# [RECORD EXCERPTS]
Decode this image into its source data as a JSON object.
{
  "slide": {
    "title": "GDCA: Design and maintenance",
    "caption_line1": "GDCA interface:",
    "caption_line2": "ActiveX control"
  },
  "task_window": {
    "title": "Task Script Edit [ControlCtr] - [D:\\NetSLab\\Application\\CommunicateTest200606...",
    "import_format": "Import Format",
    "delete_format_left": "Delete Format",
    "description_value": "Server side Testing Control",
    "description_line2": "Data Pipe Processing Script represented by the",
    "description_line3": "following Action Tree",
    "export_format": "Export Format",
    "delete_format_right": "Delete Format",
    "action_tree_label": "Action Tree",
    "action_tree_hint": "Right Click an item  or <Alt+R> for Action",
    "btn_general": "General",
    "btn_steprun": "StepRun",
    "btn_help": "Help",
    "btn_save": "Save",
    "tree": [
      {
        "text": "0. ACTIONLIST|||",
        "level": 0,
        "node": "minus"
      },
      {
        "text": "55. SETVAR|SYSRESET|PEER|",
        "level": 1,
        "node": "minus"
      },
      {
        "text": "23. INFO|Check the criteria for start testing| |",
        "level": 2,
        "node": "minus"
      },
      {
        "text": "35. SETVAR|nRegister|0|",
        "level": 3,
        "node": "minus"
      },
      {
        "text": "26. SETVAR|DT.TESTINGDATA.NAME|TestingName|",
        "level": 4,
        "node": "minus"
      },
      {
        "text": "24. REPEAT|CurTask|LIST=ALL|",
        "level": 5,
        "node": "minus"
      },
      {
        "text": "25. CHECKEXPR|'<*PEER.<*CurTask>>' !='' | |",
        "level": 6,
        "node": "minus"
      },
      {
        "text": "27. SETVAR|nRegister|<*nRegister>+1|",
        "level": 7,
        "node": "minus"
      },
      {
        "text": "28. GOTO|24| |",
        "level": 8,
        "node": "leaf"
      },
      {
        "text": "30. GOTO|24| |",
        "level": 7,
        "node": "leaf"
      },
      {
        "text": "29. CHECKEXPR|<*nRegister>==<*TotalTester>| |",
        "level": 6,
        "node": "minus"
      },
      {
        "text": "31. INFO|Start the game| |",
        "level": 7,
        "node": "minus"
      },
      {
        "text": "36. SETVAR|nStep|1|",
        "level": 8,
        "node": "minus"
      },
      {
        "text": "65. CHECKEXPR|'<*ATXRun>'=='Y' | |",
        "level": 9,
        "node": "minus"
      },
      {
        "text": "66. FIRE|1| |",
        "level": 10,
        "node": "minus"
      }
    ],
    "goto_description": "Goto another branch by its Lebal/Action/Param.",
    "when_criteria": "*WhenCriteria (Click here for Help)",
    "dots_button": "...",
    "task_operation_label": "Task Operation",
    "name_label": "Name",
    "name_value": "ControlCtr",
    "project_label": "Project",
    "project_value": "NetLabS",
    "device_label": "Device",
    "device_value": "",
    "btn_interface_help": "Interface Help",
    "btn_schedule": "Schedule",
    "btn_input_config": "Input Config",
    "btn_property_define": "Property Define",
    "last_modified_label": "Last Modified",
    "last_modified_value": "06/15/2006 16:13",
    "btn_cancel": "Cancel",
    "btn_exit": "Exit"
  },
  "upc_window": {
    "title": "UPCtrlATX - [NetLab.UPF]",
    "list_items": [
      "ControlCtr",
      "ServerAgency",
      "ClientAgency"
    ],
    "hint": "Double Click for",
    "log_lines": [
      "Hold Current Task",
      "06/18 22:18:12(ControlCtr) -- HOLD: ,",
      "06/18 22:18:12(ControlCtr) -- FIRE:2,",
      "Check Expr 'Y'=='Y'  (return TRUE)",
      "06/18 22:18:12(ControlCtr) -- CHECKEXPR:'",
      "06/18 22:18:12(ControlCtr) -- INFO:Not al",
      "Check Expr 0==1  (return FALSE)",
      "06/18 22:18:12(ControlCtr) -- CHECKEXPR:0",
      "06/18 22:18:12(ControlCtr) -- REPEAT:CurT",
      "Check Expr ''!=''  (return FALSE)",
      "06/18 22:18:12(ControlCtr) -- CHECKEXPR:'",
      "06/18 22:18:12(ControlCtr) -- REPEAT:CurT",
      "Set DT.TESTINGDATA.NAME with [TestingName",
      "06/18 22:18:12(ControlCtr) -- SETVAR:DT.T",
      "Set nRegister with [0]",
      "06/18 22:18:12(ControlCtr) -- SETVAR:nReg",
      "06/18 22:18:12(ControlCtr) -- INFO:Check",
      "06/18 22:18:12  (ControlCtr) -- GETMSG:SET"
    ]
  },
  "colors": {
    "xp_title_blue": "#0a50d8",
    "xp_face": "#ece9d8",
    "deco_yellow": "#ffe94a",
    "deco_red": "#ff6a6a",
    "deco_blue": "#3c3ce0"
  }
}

# [EXERCISE GOAL]
Which lines of the data include "Format"? Copy each of them.

# [THE COMPLETED TASK]
    "import_format": "Import Format",
    "delete_format_left": "Delete Format",
    "export_format": "Export Format",
    "delete_format_right": "Delete Format",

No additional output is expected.